▶ [Directive]: Reproduce every record below exactly as written, leaving out any pictures.

:: Supplied data

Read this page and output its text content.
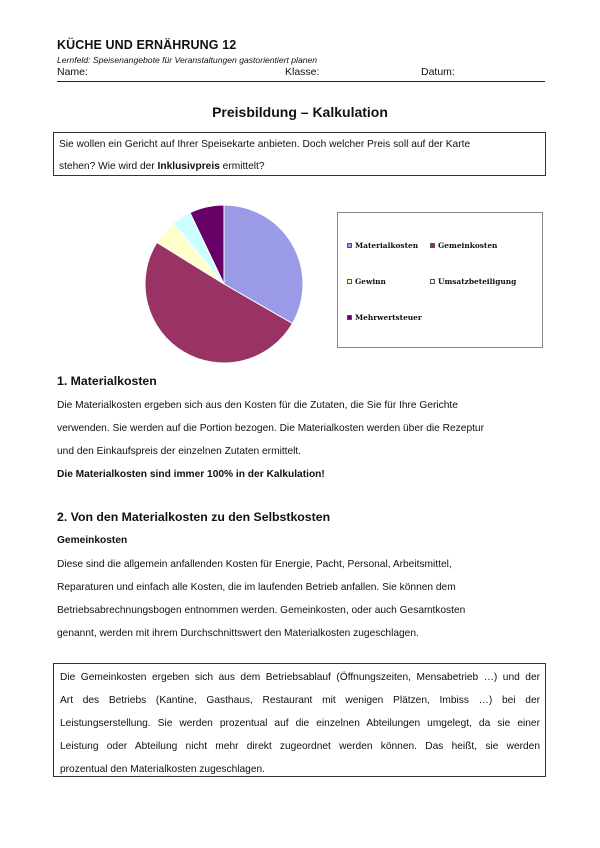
KÜCHE UND ERNÄHRUNG 12
Lernfeld: Speisenangebote für Veranstaltungen gastorientiert planen
Name:	Klasse:	Datum:
Preisbildung – Kalkulation
Sie wollen ein Gericht auf Ihrer Speisekarte anbieten. Doch welcher Preis soll auf der Karte
stehen? Wie wird der Inklusivpreis ermittelt?
Materialkosten	Gemeinkosten
Gewinn	Umsatzbeteiligung
Mehrwertsteuer
1. Materialkosten
Die Materialkosten ergeben sich aus den Kosten für die Zutaten, die Sie für Ihre Gerichte
verwenden. Sie werden auf die Portion bezogen. Die Materialkosten werden über die Rezeptur
und den Einkaufspreis der einzelnen Zutaten ermittelt.
Die Materialkosten sind immer 100% in der Kalkulation!
2. Von den Materialkosten zu den Selbstkosten
Gemeinkosten
Diese sind die allgemein anfallenden Kosten für Energie, Pacht, Personal, Arbeitsmittel,
Reparaturen und einfach alle Kosten, die im laufenden Betrieb anfallen. Sie können dem
Betriebsabrechnungsbogen entnommen werden. Gemeinkosten, oder auch Gesamtkosten
genannt, werden mit ihrem Durchschnittswert den Materialkosten zugeschlagen.
Die Gemeinkosten ergeben sich aus dem Betriebsablauf (Öffnungszeiten, Mensabetrieb …) und der
Art des Betriebs (Kantine, Gasthaus, Restaurant mit wenigen Plätzen, Imbiss …) bei der
Leistungserstellung. Sie werden prozentual auf die einzelnen Abteilungen umgelegt, da sie einer
Leistung oder Abteilung nicht mehr direkt zugeordnet werden können. Das heißt, sie werden
prozentual den Materialkosten zugeschlagen.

::::

▶ [Result below]:
Read this page and output its text content.
KÜCHE UND ERNÄHRUNG 12
Lernfeld: Speisenangebote für Veranstaltungen gastorientiert planen
Name:	Klasse:	Datum:
Preisbildung – Kalkulation
Sie wollen ein Gericht auf Ihrer Speisekarte anbieten. Doch welcher Preis soll auf der Karte
stehen? Wie wird der Inklusivpreis ermittelt?
Materialkosten	Gemeinkosten
Gewinn	Umsatzbeteiligung
Mehrwertsteuer
1. Materialkosten
Die Materialkosten ergeben sich aus den Kosten für die Zutaten, die Sie für Ihre Gerichte
verwenden. Sie werden auf die Portion bezogen. Die Materialkosten werden über die Rezeptur
und den Einkaufspreis der einzelnen Zutaten ermittelt.
Die Materialkosten sind immer 100% in der Kalkulation!
2. Von den Materialkosten zu den Selbstkosten
Gemeinkosten
Diese sind die allgemein anfallenden Kosten für Energie, Pacht, Personal, Arbeitsmittel,
Reparaturen und einfach alle Kosten, die im laufenden Betrieb anfallen. Sie können dem
Betriebsabrechnungsbogen entnommen werden. Gemeinkosten, oder auch Gesamtkosten
genannt, werden mit ihrem Durchschnittswert den Materialkosten zugeschlagen.
Die Gemeinkosten ergeben sich aus dem Betriebsablauf (Öffnungszeiten, Mensabetrieb …) und der
Art des Betriebs (Kantine, Gasthaus, Restaurant mit wenigen Plätzen, Imbiss …) bei der
Leistungserstellung. Sie werden prozentual auf die einzelnen Abteilungen umgelegt, da sie einer
Leistung oder Abteilung nicht mehr direkt zugeordnet werden können. Das heißt, sie werden
prozentual den Materialkosten zugeschlagen.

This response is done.